--- begin Working data ---

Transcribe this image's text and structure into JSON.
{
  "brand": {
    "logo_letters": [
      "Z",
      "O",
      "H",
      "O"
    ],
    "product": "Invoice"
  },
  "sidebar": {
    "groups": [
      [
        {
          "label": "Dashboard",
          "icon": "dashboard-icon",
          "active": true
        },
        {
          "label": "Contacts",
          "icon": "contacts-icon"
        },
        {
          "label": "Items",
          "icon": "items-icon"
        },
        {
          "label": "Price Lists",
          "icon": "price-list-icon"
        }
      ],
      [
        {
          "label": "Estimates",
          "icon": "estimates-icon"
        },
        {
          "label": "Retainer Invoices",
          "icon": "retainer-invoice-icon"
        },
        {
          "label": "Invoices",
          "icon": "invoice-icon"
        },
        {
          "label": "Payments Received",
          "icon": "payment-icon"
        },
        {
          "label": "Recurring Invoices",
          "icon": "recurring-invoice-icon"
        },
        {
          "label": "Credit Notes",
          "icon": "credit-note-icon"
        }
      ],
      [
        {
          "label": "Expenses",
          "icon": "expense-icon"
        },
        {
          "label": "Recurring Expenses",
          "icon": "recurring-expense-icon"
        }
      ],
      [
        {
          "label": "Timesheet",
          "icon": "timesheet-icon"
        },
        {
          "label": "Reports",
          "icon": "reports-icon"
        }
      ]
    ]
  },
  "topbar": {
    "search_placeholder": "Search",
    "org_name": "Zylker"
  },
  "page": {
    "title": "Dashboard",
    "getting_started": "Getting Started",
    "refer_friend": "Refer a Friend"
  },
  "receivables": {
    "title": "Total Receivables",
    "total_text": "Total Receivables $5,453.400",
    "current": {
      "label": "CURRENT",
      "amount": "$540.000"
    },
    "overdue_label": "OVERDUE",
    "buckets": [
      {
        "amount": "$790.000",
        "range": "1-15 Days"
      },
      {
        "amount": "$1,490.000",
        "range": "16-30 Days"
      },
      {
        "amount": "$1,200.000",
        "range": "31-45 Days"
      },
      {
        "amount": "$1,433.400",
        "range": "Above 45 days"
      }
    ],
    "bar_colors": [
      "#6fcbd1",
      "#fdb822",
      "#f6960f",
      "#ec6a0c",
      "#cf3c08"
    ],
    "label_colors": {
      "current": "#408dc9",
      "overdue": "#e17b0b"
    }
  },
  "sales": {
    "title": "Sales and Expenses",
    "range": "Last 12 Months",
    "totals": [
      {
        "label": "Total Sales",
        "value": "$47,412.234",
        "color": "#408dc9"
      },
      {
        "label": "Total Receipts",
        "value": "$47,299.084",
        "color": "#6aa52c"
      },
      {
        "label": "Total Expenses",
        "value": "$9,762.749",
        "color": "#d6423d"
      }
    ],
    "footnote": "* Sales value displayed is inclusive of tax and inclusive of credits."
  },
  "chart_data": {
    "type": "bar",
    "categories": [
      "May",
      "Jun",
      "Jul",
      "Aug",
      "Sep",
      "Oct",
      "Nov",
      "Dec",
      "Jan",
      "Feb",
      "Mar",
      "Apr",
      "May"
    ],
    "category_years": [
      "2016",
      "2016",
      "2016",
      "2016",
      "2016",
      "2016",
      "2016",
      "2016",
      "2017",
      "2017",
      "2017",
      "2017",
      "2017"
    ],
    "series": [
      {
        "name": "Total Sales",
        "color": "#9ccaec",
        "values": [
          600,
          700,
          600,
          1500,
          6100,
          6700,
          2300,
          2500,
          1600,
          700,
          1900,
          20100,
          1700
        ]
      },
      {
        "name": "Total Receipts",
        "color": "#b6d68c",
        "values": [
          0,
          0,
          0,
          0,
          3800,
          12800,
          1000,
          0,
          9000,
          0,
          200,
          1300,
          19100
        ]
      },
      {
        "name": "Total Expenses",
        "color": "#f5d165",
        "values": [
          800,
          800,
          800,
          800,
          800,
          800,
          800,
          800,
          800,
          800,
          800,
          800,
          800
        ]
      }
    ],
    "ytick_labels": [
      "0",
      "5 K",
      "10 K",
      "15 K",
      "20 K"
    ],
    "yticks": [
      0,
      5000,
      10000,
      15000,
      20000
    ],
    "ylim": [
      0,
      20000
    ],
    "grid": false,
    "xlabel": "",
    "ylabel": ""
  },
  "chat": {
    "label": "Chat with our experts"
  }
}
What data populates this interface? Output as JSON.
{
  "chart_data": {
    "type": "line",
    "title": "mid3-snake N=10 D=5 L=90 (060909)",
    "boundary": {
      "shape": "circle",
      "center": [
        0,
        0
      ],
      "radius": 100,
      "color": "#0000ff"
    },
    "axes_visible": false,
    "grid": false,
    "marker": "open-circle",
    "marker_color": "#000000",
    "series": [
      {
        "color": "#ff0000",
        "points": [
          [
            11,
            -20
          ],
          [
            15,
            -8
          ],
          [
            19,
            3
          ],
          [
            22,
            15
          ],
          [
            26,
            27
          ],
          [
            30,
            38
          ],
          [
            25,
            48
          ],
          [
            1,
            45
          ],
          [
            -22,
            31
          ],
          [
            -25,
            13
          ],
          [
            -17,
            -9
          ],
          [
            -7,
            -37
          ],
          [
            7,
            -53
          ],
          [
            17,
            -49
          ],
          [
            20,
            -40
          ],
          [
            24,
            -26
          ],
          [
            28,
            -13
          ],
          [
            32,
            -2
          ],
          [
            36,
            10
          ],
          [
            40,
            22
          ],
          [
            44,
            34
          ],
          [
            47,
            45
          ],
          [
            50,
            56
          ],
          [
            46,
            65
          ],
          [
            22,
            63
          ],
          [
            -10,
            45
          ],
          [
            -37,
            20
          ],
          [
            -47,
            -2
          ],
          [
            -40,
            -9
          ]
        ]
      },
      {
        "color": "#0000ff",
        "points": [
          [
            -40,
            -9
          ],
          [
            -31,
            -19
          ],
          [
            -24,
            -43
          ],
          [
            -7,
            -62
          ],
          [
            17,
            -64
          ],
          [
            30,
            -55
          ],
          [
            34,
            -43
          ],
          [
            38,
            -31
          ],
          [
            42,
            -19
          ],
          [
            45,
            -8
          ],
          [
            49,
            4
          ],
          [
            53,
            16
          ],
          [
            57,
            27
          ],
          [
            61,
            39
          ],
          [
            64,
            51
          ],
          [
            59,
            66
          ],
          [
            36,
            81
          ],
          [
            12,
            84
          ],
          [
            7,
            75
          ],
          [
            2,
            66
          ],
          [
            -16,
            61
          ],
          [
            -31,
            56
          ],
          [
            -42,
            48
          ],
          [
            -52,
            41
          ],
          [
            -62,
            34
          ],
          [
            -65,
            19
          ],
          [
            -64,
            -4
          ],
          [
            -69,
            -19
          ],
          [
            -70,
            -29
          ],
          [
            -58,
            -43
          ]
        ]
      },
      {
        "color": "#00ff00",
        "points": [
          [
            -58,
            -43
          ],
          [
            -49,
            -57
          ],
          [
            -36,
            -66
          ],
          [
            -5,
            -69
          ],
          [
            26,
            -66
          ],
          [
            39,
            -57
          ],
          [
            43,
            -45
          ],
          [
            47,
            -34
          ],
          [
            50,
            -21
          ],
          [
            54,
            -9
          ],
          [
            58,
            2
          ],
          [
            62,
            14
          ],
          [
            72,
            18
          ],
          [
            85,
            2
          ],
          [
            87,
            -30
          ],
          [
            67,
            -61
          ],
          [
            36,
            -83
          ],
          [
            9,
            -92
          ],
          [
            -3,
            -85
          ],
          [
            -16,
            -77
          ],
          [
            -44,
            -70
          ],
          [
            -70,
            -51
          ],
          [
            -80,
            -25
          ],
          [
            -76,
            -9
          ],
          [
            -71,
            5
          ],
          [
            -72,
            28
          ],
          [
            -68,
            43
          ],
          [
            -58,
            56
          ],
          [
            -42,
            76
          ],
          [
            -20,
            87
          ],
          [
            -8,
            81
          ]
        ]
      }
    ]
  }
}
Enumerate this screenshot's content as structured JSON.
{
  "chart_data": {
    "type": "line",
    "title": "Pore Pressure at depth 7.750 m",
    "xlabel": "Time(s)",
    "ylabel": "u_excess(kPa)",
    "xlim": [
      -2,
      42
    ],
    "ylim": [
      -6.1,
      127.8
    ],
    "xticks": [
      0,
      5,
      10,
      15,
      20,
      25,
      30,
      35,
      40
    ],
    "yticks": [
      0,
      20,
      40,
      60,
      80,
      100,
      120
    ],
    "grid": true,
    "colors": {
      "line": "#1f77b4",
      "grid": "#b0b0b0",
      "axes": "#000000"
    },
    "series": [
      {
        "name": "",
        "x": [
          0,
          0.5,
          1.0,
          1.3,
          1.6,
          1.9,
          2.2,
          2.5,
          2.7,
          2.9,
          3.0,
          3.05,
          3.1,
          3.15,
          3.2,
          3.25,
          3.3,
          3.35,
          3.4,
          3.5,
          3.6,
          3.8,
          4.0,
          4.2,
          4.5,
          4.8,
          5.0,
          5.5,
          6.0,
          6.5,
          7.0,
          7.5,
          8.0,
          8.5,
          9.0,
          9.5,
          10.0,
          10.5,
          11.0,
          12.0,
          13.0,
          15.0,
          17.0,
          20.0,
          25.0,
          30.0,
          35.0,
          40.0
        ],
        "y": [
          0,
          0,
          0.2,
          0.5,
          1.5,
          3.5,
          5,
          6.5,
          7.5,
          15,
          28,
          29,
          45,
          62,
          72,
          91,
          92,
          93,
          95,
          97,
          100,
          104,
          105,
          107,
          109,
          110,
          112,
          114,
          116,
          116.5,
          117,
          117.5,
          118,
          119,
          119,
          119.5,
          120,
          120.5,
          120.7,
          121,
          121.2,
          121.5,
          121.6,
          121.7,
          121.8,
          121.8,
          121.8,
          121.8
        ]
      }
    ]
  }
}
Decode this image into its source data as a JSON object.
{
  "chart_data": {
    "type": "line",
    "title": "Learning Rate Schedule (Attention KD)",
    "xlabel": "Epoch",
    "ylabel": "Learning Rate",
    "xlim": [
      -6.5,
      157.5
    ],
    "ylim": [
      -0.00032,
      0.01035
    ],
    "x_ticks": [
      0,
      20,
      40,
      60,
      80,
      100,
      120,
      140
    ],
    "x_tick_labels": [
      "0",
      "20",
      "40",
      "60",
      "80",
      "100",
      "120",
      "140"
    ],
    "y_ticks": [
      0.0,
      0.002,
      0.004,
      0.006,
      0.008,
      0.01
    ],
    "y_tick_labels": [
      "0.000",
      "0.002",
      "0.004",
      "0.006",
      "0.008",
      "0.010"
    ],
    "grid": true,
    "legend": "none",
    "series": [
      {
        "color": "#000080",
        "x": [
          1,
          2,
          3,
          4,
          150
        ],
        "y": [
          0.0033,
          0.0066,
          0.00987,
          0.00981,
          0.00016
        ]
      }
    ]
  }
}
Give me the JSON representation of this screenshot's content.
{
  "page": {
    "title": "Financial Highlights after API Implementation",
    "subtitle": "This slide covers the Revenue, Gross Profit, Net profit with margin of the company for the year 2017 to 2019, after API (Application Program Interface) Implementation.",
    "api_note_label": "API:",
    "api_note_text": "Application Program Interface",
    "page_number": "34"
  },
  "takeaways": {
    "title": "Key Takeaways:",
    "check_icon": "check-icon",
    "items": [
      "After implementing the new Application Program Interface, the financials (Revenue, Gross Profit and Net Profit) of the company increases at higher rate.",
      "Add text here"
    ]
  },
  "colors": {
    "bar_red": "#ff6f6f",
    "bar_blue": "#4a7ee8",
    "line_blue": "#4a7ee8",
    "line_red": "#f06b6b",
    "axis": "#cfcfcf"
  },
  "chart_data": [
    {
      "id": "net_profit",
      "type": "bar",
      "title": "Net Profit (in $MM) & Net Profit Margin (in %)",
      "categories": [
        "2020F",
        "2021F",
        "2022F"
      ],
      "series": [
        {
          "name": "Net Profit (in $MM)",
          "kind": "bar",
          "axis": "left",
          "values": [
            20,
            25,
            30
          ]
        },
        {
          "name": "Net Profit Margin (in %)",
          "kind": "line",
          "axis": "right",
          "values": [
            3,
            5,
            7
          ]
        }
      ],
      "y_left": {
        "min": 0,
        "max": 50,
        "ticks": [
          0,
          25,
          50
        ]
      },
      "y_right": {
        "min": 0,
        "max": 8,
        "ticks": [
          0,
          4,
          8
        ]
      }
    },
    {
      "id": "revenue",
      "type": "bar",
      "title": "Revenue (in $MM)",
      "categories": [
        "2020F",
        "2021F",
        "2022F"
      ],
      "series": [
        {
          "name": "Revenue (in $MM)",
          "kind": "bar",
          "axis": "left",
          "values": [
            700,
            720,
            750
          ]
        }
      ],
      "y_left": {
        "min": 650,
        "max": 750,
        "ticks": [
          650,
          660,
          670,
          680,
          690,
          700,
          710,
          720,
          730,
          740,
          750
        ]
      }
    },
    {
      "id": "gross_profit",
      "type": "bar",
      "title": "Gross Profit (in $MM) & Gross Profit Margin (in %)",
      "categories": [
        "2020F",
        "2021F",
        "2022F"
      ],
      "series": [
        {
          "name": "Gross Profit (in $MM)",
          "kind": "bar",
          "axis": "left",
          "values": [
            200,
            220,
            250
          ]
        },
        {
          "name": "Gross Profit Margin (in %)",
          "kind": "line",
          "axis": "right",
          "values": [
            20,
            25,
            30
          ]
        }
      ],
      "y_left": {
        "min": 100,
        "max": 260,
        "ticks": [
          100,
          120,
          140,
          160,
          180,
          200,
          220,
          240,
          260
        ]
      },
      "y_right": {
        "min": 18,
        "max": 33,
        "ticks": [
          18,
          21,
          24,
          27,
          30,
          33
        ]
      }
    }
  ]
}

--- end Working data ---

• _Short exercise_: Each line that holds the word "amount" is to be copied.

• _Result for this task_:
      "amount": "$540.000"
        "amount": "$790.000",
        "amount": "$1,490.000",
        "amount": "$1,200.000",
        "amount": "$1,433.400",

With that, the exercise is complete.